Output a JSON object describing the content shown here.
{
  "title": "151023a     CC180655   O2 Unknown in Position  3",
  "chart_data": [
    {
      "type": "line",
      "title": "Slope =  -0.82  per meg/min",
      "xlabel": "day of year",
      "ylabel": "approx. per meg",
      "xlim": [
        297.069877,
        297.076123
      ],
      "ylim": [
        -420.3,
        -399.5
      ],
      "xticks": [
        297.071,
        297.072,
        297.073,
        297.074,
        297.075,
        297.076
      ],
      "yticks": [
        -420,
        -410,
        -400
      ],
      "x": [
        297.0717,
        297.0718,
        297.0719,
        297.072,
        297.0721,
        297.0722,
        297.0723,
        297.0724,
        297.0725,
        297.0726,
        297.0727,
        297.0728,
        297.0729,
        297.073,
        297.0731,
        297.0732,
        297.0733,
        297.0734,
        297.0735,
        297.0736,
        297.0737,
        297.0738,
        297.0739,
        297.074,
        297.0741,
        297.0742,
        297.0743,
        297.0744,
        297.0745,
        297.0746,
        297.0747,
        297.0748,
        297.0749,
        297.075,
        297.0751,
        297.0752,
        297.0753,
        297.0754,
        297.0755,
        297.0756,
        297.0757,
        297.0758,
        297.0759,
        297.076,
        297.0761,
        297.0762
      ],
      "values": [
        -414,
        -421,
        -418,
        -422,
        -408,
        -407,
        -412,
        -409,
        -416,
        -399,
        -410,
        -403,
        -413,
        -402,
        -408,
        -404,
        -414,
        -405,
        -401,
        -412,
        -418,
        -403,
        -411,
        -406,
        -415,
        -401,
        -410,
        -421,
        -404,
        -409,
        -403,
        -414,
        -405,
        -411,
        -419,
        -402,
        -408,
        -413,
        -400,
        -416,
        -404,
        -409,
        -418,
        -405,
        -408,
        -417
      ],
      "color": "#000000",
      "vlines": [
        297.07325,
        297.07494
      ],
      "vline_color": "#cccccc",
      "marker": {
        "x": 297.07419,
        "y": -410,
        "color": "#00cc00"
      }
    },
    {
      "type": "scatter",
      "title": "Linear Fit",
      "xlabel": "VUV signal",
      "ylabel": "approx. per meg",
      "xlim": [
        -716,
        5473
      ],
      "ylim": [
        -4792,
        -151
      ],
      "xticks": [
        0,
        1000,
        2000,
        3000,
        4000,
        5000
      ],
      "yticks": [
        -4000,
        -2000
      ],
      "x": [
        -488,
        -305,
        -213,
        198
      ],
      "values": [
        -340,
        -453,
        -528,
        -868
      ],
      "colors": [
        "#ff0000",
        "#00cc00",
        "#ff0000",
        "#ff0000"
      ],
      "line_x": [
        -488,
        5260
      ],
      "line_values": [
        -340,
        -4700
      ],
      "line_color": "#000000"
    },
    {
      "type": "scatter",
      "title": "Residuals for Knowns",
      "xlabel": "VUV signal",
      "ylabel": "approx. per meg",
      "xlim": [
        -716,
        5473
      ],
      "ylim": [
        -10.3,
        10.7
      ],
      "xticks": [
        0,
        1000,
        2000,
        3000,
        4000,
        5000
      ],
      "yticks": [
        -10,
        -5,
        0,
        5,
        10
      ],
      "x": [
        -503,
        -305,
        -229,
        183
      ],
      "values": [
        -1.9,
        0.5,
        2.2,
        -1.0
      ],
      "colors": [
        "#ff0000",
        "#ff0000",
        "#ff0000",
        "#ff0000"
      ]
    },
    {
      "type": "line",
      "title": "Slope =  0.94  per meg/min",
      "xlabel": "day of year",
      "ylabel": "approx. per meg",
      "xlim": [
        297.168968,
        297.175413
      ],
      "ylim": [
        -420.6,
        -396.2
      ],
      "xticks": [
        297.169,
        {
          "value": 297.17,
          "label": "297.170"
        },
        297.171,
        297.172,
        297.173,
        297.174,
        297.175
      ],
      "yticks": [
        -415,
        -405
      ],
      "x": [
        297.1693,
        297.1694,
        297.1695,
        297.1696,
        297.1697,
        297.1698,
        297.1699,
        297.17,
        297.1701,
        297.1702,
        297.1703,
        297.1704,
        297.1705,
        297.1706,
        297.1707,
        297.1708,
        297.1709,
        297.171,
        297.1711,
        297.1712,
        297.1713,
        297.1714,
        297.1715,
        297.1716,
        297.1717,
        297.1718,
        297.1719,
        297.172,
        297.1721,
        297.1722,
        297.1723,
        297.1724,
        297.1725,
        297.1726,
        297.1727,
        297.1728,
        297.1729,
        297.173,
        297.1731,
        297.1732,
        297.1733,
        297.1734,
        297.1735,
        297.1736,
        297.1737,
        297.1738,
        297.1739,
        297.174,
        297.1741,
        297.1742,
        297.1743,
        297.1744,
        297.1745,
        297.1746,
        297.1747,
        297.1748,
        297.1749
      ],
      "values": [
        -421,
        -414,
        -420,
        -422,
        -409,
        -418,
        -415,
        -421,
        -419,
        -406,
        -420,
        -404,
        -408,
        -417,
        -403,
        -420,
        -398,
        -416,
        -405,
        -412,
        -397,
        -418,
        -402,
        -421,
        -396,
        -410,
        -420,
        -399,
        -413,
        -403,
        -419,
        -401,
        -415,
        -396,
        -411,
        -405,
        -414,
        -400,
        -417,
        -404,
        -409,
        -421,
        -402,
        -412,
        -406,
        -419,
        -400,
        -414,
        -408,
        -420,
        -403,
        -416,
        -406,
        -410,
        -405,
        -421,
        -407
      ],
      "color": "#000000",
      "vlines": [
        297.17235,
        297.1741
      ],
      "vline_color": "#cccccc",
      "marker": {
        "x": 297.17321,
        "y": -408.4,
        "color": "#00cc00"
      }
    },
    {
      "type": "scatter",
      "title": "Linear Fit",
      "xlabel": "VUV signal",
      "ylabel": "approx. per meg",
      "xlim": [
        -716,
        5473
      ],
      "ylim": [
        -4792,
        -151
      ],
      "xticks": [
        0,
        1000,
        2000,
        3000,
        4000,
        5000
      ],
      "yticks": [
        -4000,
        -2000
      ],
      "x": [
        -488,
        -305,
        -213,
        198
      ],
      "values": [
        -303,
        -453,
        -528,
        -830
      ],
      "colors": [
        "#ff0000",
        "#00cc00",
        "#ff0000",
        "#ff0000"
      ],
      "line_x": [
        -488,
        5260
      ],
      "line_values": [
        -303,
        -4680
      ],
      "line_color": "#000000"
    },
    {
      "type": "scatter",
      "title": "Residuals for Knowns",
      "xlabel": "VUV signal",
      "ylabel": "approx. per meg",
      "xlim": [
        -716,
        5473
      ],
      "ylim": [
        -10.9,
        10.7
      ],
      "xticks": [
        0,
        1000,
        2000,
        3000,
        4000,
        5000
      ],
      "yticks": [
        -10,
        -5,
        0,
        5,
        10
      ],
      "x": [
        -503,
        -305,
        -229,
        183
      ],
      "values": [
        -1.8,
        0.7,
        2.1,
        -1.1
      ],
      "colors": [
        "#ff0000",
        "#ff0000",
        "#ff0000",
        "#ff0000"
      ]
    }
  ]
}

------------------------------------

*Given instruction:*
Whenever "Slope" turns up in a line, pick that line out.

*Exercise answer:*
      "title": "Slope =  -0.82  per meg/min",
      "title": "Slope =  0.94  per meg/min",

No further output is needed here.